Data entries:
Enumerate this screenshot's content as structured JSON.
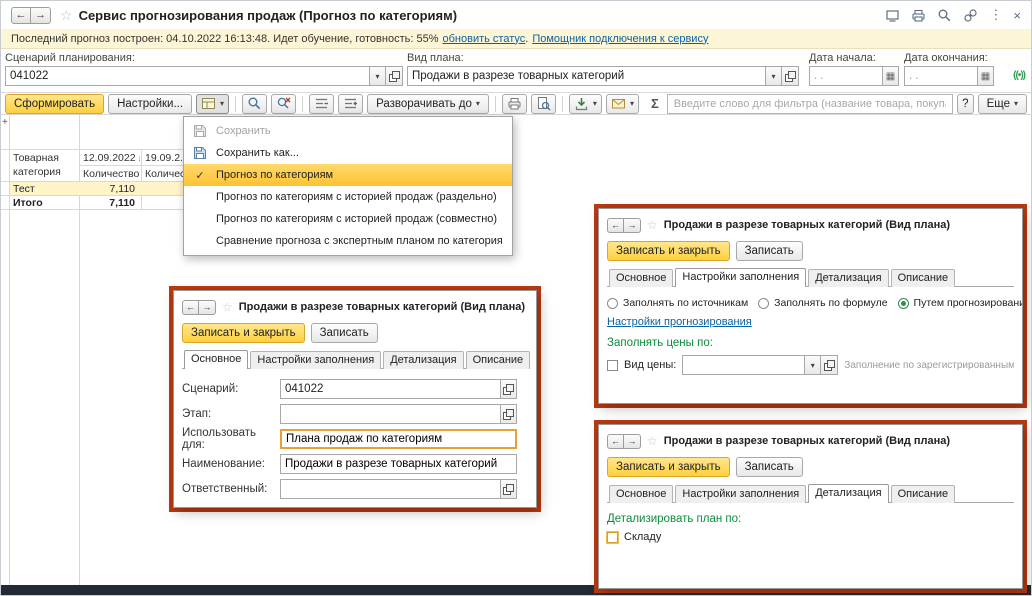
{
  "glyphs": {
    "back": "←",
    "forward": "→",
    "star": "☆",
    "dropdown": "▾",
    "kebab": "⋮",
    "close": "×",
    "plus": "+",
    "calendar": "▦",
    "check": "✓",
    "discussion": "((•))"
  },
  "titlebar": {
    "title": "Сервис прогнозирования продаж (Прогноз по категориям)"
  },
  "statusbar": {
    "text": "Последний прогноз построен: 04.10.2022 16:13:48. Идет обучение, готовность: 55%",
    "refresh_link": "обновить статус",
    "suffix": ".",
    "assistant_link": "Помощник подключения к сервису"
  },
  "filters": {
    "scenario": {
      "label": "Сценарий планирования:",
      "value": "041022"
    },
    "plan": {
      "label": "Вид плана:",
      "value": "Продажи в разрезе товарных категорий"
    },
    "date_start": {
      "label": "Дата начала:",
      "value": ". ."
    },
    "date_end": {
      "label": "Дата окончания:",
      "value": ". ."
    }
  },
  "toolbar": {
    "generate": "Сформировать",
    "settings": "Настройки...",
    "expand_to": "Разворачивать до",
    "sigma": "Σ",
    "filter_placeholder": "Введите слово для фильтра (название товара, покупателя и пр.)",
    "help": "?",
    "more": "Еще"
  },
  "variant_menu": {
    "selected_index": 2,
    "disabled_index": 0,
    "items": [
      {
        "label": "Сохранить"
      },
      {
        "label": "Сохранить как..."
      },
      {
        "label": "Прогноз по категориям"
      },
      {
        "label": "Прогноз по категориям с историей продаж (раздельно)"
      },
      {
        "label": "Прогноз по категориям с историей продаж (совместно)"
      },
      {
        "label": "Сравнение прогноза с экспертным планом по категориям"
      }
    ]
  },
  "table": {
    "headers": {
      "category": "Товарная категория",
      "date1": "12.09.2022",
      "sort1": "↓",
      "qty1": "Количество",
      "date2": "19.09.2...",
      "qty2": "Количест..."
    },
    "rows": [
      {
        "name": "Тест",
        "qty1": "7,110"
      },
      {
        "name": "Итого",
        "qty1": "7,110"
      }
    ]
  },
  "dialog_main": {
    "title": "Продажи в разрезе товарных категорий (Вид плана)",
    "save_close": "Записать и закрыть",
    "save": "Записать",
    "tabs": [
      "Основное",
      "Настройки заполнения",
      "Детализация",
      "Описание"
    ],
    "active_tab": 0,
    "fields": [
      {
        "label": "Сценарий:",
        "value": "041022"
      },
      {
        "label": "Этап:",
        "value": ""
      },
      {
        "label": "Использовать для:",
        "value": "Плана продаж по категориям"
      },
      {
        "label": "Наименование:",
        "value": "Продажи в разрезе товарных категорий"
      },
      {
        "label": "Ответственный:",
        "value": ""
      }
    ]
  },
  "dialog_fill": {
    "title": "Продажи в разрезе товарных категорий (Вид плана)",
    "save_close": "Записать и закрыть",
    "save": "Записать",
    "tabs": [
      "Основное",
      "Настройки заполнения",
      "Детализация",
      "Описание"
    ],
    "active_tab": 1,
    "radios": [
      {
        "label": "Заполнять по источникам",
        "selected": false
      },
      {
        "label": "Заполнять по формуле",
        "selected": false
      },
      {
        "label": "Путем прогнозирования",
        "selected": true
      }
    ],
    "settings_link": "Настройки прогнозирования",
    "prices_label": "Заполнять цены по:",
    "price_kind_label": "Вид цены:",
    "price_kind_value": "",
    "price_hint": "Заполнение по зарегистрированным ценам компании."
  },
  "dialog_detail": {
    "title": "Продажи в разрезе товарных категорий (Вид плана)",
    "save_close": "Записать и закрыть",
    "save": "Записать",
    "tabs": [
      "Основное",
      "Настройки заполнения",
      "Детализация",
      "Описание"
    ],
    "active_tab": 2,
    "detail_label": "Детализировать план по:",
    "warehouse_label": "Складу",
    "warehouse_checked": false
  }
}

• **Work required**
Repeat the listing above exactly, with no pictures.

• **Output for this task**
Enumerate this screenshot's content as structured JSON.
{
  "glyphs": {
    "back": "←",
    "forward": "→",
    "star": "☆",
    "dropdown": "▾",
    "kebab": "⋮",
    "close": "×",
    "plus": "+",
    "calendar": "▦",
    "check": "✓",
    "discussion": "((•))"
  },
  "titlebar": {
    "title": "Сервис прогнозирования продаж (Прогноз по категориям)"
  },
  "statusbar": {
    "text": "Последний прогноз построен: 04.10.2022 16:13:48. Идет обучение, готовность: 55%",
    "refresh_link": "обновить статус",
    "suffix": ".",
    "assistant_link": "Помощник подключения к сервису"
  },
  "filters": {
    "scenario": {
      "label": "Сценарий планирования:",
      "value": "041022"
    },
    "plan": {
      "label": "Вид плана:",
      "value": "Продажи в разрезе товарных категорий"
    },
    "date_start": {
      "label": "Дата начала:",
      "value": ". ."
    },
    "date_end": {
      "label": "Дата окончания:",
      "value": ". ."
    }
  },
  "toolbar": {
    "generate": "Сформировать",
    "settings": "Настройки...",
    "expand_to": "Разворачивать до",
    "sigma": "Σ",
    "filter_placeholder": "Введите слово для фильтра (название товара, покупателя и пр.)",
    "help": "?",
    "more": "Еще"
  },
  "variant_menu": {
    "selected_index": 2,
    "disabled_index": 0,
    "items": [
      {
        "label": "Сохранить"
      },
      {
        "label": "Сохранить как..."
      },
      {
        "label": "Прогноз по категориям"
      },
      {
        "label": "Прогноз по категориям с историей продаж (раздельно)"
      },
      {
        "label": "Прогноз по категориям с историей продаж (совместно)"
      },
      {
        "label": "Сравнение прогноза с экспертным планом по категориям"
      }
    ]
  },
  "table": {
    "headers": {
      "category": "Товарная категория",
      "date1": "12.09.2022",
      "sort1": "↓",
      "qty1": "Количество",
      "date2": "19.09.2...",
      "qty2": "Количест..."
    },
    "rows": [
      {
        "name": "Тест",
        "qty1": "7,110"
      },
      {
        "name": "Итого",
        "qty1": "7,110"
      }
    ]
  },
  "dialog_main": {
    "title": "Продажи в разрезе товарных категорий (Вид плана)",
    "save_close": "Записать и закрыть",
    "save": "Записать",
    "tabs": [
      "Основное",
      "Настройки заполнения",
      "Детализация",
      "Описание"
    ],
    "active_tab": 0,
    "fields": [
      {
        "label": "Сценарий:",
        "value": "041022"
      },
      {
        "label": "Этап:",
        "value": ""
      },
      {
        "label": "Использовать для:",
        "value": "Плана продаж по категориям"
      },
      {
        "label": "Наименование:",
        "value": "Продажи в разрезе товарных категорий"
      },
      {
        "label": "Ответственный:",
        "value": ""
      }
    ]
  },
  "dialog_fill": {
    "title": "Продажи в разрезе товарных категорий (Вид плана)",
    "save_close": "Записать и закрыть",
    "save": "Записать",
    "tabs": [
      "Основное",
      "Настройки заполнения",
      "Детализация",
      "Описание"
    ],
    "active_tab": 1,
    "radios": [
      {
        "label": "Заполнять по источникам",
        "selected": false
      },
      {
        "label": "Заполнять по формуле",
        "selected": false
      },
      {
        "label": "Путем прогнозирования",
        "selected": true
      }
    ],
    "settings_link": "Настройки прогнозирования",
    "prices_label": "Заполнять цены по:",
    "price_kind_label": "Вид цены:",
    "price_kind_value": "",
    "price_hint": "Заполнение по зарегистрированным ценам компании."
  },
  "dialog_detail": {
    "title": "Продажи в разрезе товарных категорий (Вид плана)",
    "save_close": "Записать и закрыть",
    "save": "Записать",
    "tabs": [
      "Основное",
      "Настройки заполнения",
      "Детализация",
      "Описание"
    ],
    "active_tab": 2,
    "detail_label": "Детализировать план по:",
    "warehouse_label": "Складу",
    "warehouse_checked": false
  }
}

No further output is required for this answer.